- [WRITTEN REQUEST]:
Identify every line of the records that contains the string "请问各位靠谱大佬", and copy each such line in full.

- [DATA RECORDS]:
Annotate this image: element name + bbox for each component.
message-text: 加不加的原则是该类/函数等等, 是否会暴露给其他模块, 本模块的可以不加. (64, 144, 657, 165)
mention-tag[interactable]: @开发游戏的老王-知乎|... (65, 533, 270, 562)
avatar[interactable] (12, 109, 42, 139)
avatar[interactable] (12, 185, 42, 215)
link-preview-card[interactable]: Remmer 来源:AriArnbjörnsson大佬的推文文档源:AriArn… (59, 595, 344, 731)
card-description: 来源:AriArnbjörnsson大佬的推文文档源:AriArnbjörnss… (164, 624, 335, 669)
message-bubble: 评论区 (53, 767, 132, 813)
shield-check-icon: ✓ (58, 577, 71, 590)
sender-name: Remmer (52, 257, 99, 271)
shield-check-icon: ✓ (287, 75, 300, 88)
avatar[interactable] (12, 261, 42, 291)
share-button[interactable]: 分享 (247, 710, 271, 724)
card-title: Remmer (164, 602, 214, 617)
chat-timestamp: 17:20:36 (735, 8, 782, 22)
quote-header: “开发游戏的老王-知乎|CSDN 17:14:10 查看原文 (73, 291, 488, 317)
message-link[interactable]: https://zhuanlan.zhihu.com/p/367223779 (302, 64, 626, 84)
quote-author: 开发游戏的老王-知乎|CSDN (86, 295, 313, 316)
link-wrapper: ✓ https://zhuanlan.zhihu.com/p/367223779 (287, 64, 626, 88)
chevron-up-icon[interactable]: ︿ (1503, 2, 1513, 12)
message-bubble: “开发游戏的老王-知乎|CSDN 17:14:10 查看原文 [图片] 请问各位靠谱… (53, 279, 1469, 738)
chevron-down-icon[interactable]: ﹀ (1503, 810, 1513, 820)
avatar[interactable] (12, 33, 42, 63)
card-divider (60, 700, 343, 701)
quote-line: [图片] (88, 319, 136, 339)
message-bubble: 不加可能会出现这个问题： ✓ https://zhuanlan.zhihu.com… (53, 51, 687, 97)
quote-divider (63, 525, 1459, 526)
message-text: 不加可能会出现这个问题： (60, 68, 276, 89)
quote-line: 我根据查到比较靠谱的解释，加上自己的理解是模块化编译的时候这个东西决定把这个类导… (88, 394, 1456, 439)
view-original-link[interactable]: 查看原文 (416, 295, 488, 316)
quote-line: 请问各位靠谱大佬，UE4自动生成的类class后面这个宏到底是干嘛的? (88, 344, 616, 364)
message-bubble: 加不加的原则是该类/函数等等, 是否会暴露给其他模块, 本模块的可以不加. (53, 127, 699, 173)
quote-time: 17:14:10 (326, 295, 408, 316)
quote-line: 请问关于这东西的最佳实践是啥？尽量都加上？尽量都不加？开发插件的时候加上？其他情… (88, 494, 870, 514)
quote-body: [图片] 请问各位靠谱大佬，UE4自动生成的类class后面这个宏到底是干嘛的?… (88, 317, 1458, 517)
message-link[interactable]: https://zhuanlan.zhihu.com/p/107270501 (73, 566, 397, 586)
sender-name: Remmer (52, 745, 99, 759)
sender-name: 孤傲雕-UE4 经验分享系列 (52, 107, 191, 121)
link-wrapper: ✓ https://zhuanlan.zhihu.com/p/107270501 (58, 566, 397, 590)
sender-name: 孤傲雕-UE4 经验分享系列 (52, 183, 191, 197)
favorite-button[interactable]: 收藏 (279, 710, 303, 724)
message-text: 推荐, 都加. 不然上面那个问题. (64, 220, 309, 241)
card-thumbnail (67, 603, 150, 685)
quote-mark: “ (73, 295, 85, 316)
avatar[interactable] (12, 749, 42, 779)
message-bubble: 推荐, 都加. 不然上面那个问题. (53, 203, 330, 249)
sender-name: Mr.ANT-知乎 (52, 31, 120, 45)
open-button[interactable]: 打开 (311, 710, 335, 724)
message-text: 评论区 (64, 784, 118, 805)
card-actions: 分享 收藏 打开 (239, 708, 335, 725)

==

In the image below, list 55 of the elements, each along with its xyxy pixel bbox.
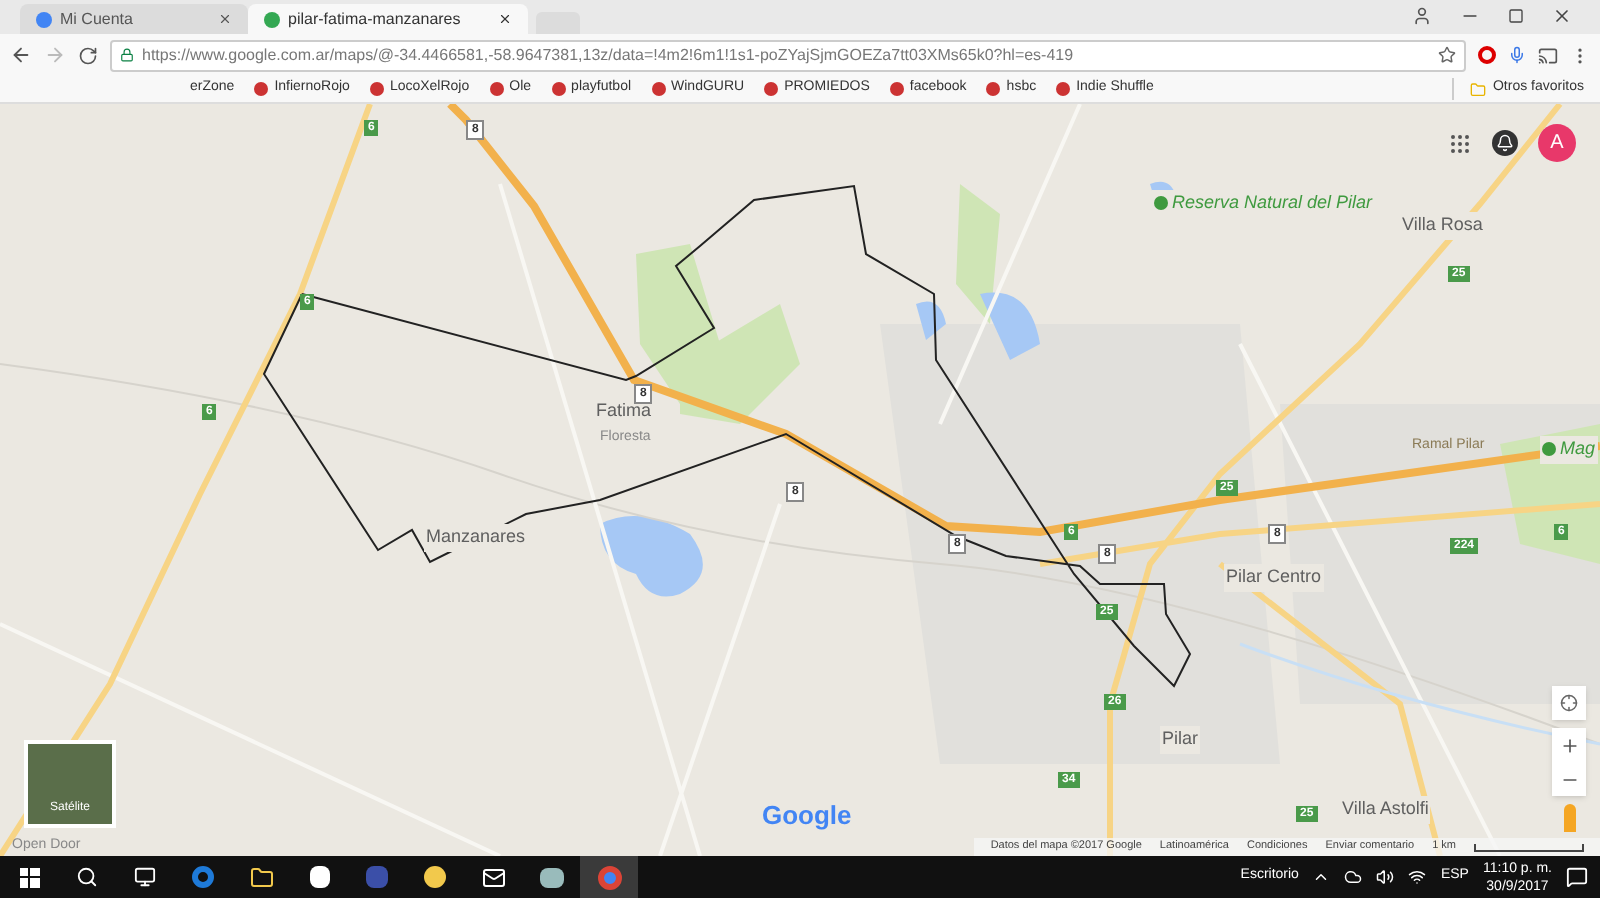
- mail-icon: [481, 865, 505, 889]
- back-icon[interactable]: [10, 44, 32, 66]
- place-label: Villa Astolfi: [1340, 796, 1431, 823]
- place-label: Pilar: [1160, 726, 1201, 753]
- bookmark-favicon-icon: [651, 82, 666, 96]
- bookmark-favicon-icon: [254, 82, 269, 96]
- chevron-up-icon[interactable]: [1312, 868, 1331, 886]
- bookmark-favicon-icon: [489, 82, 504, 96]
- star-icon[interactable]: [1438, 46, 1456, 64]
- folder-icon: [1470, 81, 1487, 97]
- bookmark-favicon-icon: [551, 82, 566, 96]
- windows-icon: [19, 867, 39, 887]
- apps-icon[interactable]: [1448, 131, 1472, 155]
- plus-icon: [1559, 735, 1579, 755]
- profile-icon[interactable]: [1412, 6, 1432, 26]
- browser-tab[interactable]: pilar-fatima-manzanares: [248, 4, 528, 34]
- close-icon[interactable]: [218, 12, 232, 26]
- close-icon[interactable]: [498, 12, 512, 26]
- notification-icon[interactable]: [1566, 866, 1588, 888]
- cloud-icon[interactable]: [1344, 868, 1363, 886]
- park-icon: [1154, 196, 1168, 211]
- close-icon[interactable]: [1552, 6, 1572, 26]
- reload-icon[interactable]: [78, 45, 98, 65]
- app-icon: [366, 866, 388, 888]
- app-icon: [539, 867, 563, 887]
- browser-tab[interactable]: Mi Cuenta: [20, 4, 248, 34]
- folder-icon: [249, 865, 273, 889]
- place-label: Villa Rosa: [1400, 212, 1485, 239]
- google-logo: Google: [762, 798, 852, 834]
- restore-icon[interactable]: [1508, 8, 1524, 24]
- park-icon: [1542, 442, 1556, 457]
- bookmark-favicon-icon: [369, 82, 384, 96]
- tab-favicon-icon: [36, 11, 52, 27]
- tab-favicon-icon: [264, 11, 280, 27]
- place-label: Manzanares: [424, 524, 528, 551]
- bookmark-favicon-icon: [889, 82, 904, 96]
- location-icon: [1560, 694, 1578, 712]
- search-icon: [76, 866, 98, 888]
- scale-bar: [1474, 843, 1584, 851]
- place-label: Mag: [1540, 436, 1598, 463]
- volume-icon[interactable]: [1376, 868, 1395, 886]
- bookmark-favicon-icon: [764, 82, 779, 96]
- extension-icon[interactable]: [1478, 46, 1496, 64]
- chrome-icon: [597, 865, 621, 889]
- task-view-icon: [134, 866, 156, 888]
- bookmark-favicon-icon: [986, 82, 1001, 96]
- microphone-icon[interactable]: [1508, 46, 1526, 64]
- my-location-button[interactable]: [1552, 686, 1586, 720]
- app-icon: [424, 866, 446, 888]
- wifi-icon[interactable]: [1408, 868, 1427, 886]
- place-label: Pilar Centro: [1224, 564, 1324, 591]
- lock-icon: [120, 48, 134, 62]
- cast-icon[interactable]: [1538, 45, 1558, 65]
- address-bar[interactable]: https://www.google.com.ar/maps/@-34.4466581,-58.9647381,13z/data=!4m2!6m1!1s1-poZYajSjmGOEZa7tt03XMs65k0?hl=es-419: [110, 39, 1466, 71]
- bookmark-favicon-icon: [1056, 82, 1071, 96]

...

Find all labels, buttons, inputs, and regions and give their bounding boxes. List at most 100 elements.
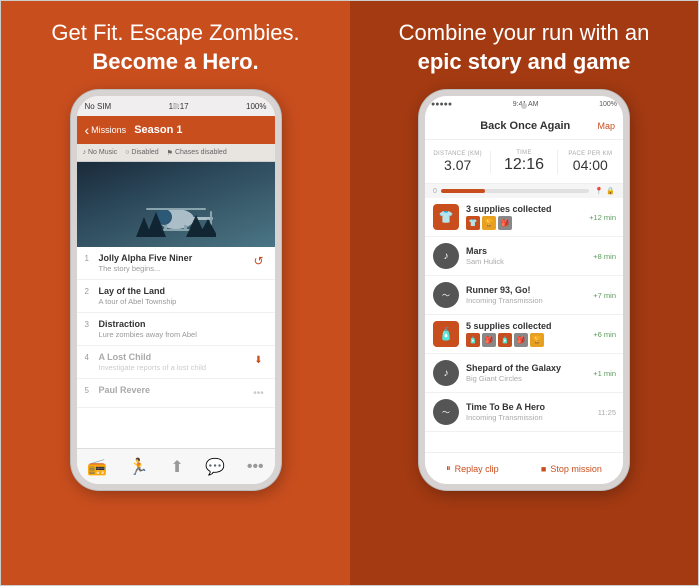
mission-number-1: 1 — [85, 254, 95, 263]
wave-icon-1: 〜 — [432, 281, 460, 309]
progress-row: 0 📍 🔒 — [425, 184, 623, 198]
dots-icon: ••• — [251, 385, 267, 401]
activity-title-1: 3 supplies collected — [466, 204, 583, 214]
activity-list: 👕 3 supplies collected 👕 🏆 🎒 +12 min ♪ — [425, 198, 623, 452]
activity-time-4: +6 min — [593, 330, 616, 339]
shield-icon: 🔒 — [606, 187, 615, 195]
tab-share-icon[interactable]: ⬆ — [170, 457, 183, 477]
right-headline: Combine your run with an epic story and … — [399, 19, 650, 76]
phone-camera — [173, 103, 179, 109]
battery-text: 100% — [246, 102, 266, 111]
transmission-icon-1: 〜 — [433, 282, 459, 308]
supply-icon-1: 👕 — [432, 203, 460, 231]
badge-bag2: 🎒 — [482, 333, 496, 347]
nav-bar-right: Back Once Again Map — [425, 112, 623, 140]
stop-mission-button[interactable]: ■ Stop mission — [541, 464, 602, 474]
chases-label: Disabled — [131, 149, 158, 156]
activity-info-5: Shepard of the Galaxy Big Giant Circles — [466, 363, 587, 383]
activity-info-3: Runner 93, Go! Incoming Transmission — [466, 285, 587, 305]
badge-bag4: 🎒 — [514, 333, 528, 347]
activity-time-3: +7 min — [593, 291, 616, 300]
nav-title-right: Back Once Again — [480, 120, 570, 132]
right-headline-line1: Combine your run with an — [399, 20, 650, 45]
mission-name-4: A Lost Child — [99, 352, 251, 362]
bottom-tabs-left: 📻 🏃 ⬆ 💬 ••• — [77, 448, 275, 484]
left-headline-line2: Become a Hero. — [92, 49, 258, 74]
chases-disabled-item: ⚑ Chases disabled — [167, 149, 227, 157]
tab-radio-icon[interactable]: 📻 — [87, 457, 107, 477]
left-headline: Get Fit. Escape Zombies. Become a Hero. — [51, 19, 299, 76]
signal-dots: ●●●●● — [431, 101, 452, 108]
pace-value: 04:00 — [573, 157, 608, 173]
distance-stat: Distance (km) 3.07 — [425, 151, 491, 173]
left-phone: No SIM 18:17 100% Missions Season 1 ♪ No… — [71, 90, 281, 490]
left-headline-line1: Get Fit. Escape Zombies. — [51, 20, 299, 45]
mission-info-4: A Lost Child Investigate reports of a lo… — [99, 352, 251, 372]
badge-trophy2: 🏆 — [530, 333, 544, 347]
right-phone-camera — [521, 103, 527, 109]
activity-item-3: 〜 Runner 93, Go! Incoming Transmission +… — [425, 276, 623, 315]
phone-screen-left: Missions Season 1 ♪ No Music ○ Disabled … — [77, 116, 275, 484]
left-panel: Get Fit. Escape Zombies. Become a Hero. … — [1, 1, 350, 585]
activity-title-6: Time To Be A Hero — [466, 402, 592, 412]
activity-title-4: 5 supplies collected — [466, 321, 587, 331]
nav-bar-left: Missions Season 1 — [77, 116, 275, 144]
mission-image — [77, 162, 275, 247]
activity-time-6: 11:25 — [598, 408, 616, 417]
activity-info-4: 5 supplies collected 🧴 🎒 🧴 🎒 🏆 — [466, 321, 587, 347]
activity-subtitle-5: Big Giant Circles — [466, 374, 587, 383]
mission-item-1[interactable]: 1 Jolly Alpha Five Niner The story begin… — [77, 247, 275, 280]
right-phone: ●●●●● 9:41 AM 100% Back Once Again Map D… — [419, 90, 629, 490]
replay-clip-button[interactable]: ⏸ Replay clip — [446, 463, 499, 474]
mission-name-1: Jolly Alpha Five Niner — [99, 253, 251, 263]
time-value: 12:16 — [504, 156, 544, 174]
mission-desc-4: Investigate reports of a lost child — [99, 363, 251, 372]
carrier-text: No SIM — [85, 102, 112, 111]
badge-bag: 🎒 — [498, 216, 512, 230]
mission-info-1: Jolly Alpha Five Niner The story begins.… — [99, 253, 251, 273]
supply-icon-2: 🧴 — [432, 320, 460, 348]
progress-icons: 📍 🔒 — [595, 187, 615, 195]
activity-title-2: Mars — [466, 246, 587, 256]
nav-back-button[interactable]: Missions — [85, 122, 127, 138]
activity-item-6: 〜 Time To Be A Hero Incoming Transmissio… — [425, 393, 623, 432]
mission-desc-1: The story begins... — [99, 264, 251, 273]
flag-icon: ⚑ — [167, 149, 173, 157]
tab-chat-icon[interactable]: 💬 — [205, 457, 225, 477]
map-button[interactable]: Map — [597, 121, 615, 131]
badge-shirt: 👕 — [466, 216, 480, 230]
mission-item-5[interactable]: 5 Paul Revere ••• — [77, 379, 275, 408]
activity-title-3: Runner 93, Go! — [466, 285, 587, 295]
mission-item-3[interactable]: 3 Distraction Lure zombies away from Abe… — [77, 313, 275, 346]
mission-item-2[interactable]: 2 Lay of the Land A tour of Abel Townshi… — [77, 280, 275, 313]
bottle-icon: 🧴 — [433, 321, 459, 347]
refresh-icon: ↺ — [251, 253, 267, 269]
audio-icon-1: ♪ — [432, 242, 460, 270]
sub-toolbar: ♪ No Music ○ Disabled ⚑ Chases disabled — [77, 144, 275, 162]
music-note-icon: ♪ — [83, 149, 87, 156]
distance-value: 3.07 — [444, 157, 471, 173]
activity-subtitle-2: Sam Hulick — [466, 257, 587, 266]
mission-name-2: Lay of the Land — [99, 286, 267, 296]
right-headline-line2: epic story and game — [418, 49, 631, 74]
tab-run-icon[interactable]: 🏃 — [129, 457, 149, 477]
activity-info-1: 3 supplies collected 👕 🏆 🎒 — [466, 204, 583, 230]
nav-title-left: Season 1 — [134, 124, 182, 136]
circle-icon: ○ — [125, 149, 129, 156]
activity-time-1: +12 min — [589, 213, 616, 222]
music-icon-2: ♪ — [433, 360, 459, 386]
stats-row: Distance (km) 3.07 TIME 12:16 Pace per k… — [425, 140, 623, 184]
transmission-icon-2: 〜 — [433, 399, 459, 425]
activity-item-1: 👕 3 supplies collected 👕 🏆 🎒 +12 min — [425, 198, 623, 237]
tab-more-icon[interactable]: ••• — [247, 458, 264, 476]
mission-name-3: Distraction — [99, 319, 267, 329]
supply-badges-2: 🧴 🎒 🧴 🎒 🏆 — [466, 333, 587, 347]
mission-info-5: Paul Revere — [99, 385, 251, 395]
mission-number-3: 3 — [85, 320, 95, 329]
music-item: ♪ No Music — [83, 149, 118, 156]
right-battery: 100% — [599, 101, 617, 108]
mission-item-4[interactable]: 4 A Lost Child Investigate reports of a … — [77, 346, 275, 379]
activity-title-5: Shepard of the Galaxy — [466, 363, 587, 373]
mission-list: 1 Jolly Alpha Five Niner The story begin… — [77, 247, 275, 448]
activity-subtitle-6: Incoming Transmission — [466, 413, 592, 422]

- [FINISHED EXERCISE]:
quote-line: 请问各位靠谱大佬，UE4自动生成的类class后面这个宏到底是干嘛的? (88, 344, 616, 364)
quote-body: [图片] 请问各位靠谱大佬，UE4自动生成的类class后面这个宏到底是干嘛的?… (88, 317, 1458, 517)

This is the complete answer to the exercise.